▶ _WRITTEN PROBLEM_
Convert every line of the records below into a Markdown table with the columns "Row" and "Line," numbering each row and leaving out blank lines.

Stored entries
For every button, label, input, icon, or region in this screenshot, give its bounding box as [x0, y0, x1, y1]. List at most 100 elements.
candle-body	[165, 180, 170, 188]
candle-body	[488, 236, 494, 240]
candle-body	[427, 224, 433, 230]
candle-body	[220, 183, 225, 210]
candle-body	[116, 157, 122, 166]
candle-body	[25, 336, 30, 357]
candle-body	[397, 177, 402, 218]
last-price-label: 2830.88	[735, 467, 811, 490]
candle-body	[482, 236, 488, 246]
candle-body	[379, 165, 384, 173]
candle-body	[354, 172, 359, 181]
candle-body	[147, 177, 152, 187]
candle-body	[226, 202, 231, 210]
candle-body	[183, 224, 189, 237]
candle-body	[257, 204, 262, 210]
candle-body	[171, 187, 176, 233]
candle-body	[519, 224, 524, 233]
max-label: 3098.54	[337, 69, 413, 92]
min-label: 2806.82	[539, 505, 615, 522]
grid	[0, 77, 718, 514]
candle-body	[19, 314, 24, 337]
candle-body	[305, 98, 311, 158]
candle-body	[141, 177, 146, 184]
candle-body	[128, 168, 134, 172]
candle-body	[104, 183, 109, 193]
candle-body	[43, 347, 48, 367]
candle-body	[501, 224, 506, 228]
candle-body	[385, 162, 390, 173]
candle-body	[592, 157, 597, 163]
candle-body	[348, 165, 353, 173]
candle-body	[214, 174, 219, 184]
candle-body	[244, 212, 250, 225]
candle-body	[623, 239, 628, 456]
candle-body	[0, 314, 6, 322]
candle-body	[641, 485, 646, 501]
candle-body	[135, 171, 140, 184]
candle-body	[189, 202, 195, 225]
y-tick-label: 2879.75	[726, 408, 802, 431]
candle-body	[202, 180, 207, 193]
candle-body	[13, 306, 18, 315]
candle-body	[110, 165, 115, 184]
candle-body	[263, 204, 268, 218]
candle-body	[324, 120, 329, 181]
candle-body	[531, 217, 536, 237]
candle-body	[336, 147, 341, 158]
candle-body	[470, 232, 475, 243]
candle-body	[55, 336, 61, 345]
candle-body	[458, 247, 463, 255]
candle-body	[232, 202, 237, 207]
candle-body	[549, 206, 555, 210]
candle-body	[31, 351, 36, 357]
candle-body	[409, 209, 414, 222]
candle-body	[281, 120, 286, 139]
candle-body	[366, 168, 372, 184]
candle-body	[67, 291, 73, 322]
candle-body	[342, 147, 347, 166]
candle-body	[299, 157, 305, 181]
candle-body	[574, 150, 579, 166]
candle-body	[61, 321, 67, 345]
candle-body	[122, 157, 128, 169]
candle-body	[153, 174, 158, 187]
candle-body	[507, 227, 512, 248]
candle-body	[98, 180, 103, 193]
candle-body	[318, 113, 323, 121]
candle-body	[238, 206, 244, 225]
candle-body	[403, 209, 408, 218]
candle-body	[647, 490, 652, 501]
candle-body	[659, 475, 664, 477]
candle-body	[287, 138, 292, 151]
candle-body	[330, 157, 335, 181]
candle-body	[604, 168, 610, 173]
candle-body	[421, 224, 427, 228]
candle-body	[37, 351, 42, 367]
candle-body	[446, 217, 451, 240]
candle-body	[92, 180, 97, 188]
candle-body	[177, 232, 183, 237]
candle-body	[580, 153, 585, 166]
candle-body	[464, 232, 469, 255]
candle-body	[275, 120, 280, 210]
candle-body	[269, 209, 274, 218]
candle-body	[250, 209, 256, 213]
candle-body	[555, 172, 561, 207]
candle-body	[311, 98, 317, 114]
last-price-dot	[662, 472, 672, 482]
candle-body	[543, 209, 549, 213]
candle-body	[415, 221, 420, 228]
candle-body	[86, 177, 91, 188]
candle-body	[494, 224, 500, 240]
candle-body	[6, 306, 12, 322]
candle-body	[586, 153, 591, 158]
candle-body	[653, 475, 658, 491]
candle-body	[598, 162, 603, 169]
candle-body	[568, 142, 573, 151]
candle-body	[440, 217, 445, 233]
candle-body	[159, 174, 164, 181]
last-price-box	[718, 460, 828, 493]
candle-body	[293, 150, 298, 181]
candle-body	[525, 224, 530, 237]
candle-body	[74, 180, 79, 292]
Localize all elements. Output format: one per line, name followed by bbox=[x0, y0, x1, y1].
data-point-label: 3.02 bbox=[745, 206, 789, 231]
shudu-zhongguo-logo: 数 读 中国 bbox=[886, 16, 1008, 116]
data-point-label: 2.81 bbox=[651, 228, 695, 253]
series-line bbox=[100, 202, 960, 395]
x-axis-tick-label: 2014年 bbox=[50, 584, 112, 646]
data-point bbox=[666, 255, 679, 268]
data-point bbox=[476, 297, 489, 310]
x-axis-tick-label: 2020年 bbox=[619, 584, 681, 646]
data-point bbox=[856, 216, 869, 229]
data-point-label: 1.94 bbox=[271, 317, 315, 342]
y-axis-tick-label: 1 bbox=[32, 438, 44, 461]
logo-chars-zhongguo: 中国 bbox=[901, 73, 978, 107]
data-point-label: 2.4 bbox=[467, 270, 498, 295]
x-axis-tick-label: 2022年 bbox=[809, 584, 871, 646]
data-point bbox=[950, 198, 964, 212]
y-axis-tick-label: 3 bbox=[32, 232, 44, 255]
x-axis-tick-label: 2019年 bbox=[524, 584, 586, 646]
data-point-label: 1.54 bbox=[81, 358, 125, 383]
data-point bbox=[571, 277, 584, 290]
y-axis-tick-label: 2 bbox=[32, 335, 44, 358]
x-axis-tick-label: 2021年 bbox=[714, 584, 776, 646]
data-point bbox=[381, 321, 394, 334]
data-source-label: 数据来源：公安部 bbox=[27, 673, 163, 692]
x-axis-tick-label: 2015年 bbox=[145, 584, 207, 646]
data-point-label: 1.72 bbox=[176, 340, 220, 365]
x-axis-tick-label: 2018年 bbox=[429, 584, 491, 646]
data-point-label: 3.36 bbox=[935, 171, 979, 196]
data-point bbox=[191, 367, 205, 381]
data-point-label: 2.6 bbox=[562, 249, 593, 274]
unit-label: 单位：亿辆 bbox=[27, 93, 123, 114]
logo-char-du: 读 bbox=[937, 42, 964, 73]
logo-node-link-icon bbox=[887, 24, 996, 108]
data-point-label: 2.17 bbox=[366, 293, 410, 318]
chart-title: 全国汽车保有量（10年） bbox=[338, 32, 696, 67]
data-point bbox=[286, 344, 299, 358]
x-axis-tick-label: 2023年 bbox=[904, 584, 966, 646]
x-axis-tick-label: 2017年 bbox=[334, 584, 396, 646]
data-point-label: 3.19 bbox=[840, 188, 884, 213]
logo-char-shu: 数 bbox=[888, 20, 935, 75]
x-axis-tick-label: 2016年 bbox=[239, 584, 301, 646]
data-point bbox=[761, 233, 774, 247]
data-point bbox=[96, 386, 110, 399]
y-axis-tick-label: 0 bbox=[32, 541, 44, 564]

▶ _TASK RESULT_
| Row | Line |
|---|---|
| 1 | For every button, label, input, icon, or region in this screenshot, give its bounding box as [x0, y0, x1, y1]. List at most 100 elements. |
| 2 | candle-body	[165, 180, 170, 188] |
| 3 | candle-body	[488, 236, 494, 240] |
| 4 | candle-body	[427, 224, 433, 230] |
| 5 | candle-body	[220, 183, 225, 210] |
| 6 | candle-body	[116, 157, 122, 166] |
| 7 | candle-body	[25, 336, 30, 357] |
| 8 | candle-body	[397, 177, 402, 218] |
| 9 | last-price-label: 2830.88	[735, 467, 811, 490] |
| 10 | candle-body	[482, 236, 488, 246] |
| 11 | candle-body	[379, 165, 384, 173] |
| 12 | candle-body	[354, 172, 359, 181] |
| 13 | candle-body	[147, 177, 152, 187] |
| 14 | candle-body	[226, 202, 231, 210] |
| 15 | candle-body	[183, 224, 189, 237] |
| 16 | candle-body	[257, 204, 262, 210] |
| 17 | candle-body	[171, 187, 176, 233] |
| 18 | candle-body	[519, 224, 524, 233] |
| 19 | max-label: 3098.54	[337, 69, 413, 92] |
| 20 | min-label: 2806.82	[539, 505, 615, 522] |
| 21 | grid	[0, 77, 718, 514] |
| 22 | candle-body	[19, 314, 24, 337] |
| 23 | candle-body	[305, 98, 311, 158] |
| 24 | candle-body	[141, 177, 146, 184] |
| 25 | candle-body	[128, 168, 134, 172] |
| 26 | candle-body	[104, 183, 109, 193] |
| 27 | candle-body	[43, 347, 48, 367] |
| 28 | candle-body	[501, 224, 506, 228] |
| 29 | candle-body	[385, 162, 390, 173] |
| 30 | candle-body	[592, 157, 597, 163] |
| 31 | candle-body	[348, 165, 353, 173] |
| 32 | candle-body	[214, 174, 219, 184] |
| 33 | candle-body	[244, 212, 250, 225] |
| 34 | candle-body	[623, 239, 628, 456] |
| 35 | candle-body	[0, 314, 6, 322] |
| 36 | candle-body	[641, 485, 646, 501] |
| 37 | candle-body	[135, 171, 140, 184] |
| 38 | candle-body	[189, 202, 195, 225] |
| 39 | y-tick-label: 2879.75	[726, 408, 802, 431] |
| 40 | candle-body	[202, 180, 207, 193] |
| 41 | candle-body	[13, 306, 18, 315] |
| 42 | candle-body	[110, 165, 115, 184] |
| 43 | candle-body	[263, 204, 268, 218] |
| 44 | candle-body	[324, 120, 329, 181] |
| 45 | candle-body	[531, 217, 536, 237] |
| 46 | candle-body	[336, 147, 341, 158] |
| 47 | candle-body	[470, 232, 475, 243] |
| 48 | candle-body	[55, 336, 61, 345] |
| 49 | candle-body	[458, 247, 463, 255] |
| 50 | candle-body	[232, 202, 237, 207] |
| 51 | candle-body	[549, 206, 555, 210] |
| 52 | candle-body	[31, 351, 36, 357] |
| 53 | candle-body	[409, 209, 414, 222] |
| 54 | candle-body	[281, 120, 286, 139] |
| 55 | candle-body	[366, 168, 372, 184] |
| 56 | candle-body	[67, 291, 73, 322] |
| 57 | candle-body	[342, 147, 347, 166] |
| 58 | candle-body	[299, 157, 305, 181] |
| 59 | candle-body	[574, 150, 579, 166] |
| 60 | candle-body	[61, 321, 67, 345] |
| 61 | candle-body	[122, 157, 128, 169] |
| 62 | candle-body	[153, 174, 158, 187] |
| 63 | candle-body	[507, 227, 512, 248] |
| 64 | candle-body	[98, 180, 103, 193] |
| 65 | candle-body	[318, 113, 323, 121] |
| 66 | candle-body	[238, 206, 244, 225] |
| 67 | candle-body	[403, 209, 408, 218] |
| 68 | candle-body	[647, 490, 652, 501] |
| 69 | candle-body	[659, 475, 664, 477] |
| 70 | candle-body	[287, 138, 292, 151] |
| 71 | candle-body	[330, 157, 335, 181] |
| 72 | candle-body	[604, 168, 610, 173] |
| 73 | candle-body	[421, 224, 427, 228] |
| 74 | candle-body	[37, 351, 42, 367] |
| 75 | candle-body	[446, 217, 451, 240] |
| 76 | candle-body	[92, 180, 97, 188] |
| 77 | candle-body	[177, 232, 183, 237] |
| 78 | candle-body	[580, 153, 585, 166] |
| 79 | candle-body	[464, 232, 469, 255] |
| 80 | candle-body	[275, 120, 280, 210] |
| 81 | candle-body	[269, 209, 274, 218] |
| 82 | candle-body	[250, 209, 256, 213] |
| 83 | candle-body	[555, 172, 561, 207] |
| 84 | candle-body	[311, 98, 317, 114] |
| 85 | last-price-dot	[662, 472, 672, 482] |
| 86 | candle-body	[543, 209, 549, 213] |
| 87 | candle-body	[415, 221, 420, 228] |
| 88 | candle-body	[86, 177, 91, 188] |
| 89 | candle-body	[494, 224, 500, 240] |
| 90 | candle-body	[6, 306, 12, 322] |
| 91 | candle-body	[586, 153, 591, 158] |
| 92 | candle-body	[653, 475, 658, 491] |
| 93 | candle-body	[598, 162, 603, 169] |
| 94 | candle-body	[568, 142, 573, 151] |
| 95 | candle-body	[440, 217, 445, 233] |
| 96 | candle-body	[159, 174, 164, 181] |
| 97 | last-price-box	[718, 460, 828, 493] |
| 98 | candle-body	[293, 150, 298, 181] |
| 99 | candle-body	[525, 224, 530, 237] |
| 100 | candle-body	[74, 180, 79, 292] |
| 101 | Localize all elements. Output format: one per line, name followed by bbox=[x0, y0, x1, y1]. |
| 102 | data-point-label: 3.02 bbox=[745, 206, 789, 231] |
| 103 | shudu-zhongguo-logo: 数 读 中国 bbox=[886, 16, 1008, 116] |
| 104 | data-point-label: 2.81 bbox=[651, 228, 695, 253] |
| 105 | series-line bbox=[100, 202, 960, 395] |
| 106 | x-axis-tick-label: 2014年 bbox=[50, 584, 112, 646] |
| 107 | data-point bbox=[666, 255, 679, 268] |
| 108 | data-point bbox=[476, 297, 489, 310] |
| 109 | x-axis-tick-label: 2020年 bbox=[619, 584, 681, 646] |
| 110 | data-point bbox=[856, 216, 869, 229] |
| 111 | data-point-label: 1.94 bbox=[271, 317, 315, 342] |
| 112 | y-axis-tick-label: 1 bbox=[32, 438, 44, 461] |
| 113 | logo-chars-zhongguo: 中国 bbox=[901, 73, 978, 107] |
| 114 | data-point-label: 2.4 bbox=[467, 270, 498, 295] |
| 115 | x-axis-tick-label: 2022年 bbox=[809, 584, 871, 646] |
| 116 | data-point bbox=[950, 198, 964, 212] |
| 117 | y-axis-tick-label: 3 bbox=[32, 232, 44, 255] |
| 118 | x-axis-tick-label: 2019年 bbox=[524, 584, 586, 646] |
| 119 | data-point-label: 1.54 bbox=[81, 358, 125, 383] |
| 120 | data-point bbox=[571, 277, 584, 290] |
| 121 | y-axis-tick-label: 2 bbox=[32, 335, 44, 358] |
| 122 | x-axis-tick-label: 2021年 bbox=[714, 584, 776, 646] |
| 123 | data-point bbox=[381, 321, 394, 334] |
| 124 | data-source-label: 数据来源：公安部 bbox=[27, 673, 163, 692] |
| 125 | x-axis-tick-label: 2015年 bbox=[145, 584, 207, 646] |
| 126 | data-point-label: 1.72 bbox=[176, 340, 220, 365] |
| 127 | x-axis-tick-label: 2018年 bbox=[429, 584, 491, 646] |
| 128 | data-point-label: 3.36 bbox=[935, 171, 979, 196] |
| 129 | data-point bbox=[191, 367, 205, 381] |
| 130 | data-point-label: 2.6 bbox=[562, 249, 593, 274] |
| 131 | unit-label: 单位：亿辆 bbox=[27, 93, 123, 114] |
| 132 | logo-char-du: 读 bbox=[937, 42, 964, 73] |
| 133 | logo-node-link-icon bbox=[887, 24, 996, 108] |
| 134 | data-point-label: 2.17 bbox=[366, 293, 410, 318] |
| 135 | chart-title: 全国汽车保有量（10年） bbox=[338, 32, 696, 67] |
| 136 | data-point bbox=[286, 344, 299, 358] |
| 137 | x-axis-tick-label: 2023年 bbox=[904, 584, 966, 646] |
| 138 | x-axis-tick-label: 2017年 bbox=[334, 584, 396, 646] |
| 139 | data-point-label: 3.19 bbox=[840, 188, 884, 213] |
| 140 | logo-char-shu: 数 bbox=[888, 20, 935, 75] |
| 141 | x-axis-tick-label: 2016年 bbox=[239, 584, 301, 646] |
| 142 | data-point bbox=[761, 233, 774, 247] |
| 143 | data-point bbox=[96, 386, 110, 399] |
| 144 | y-axis-tick-label: 0 bbox=[32, 541, 44, 564] |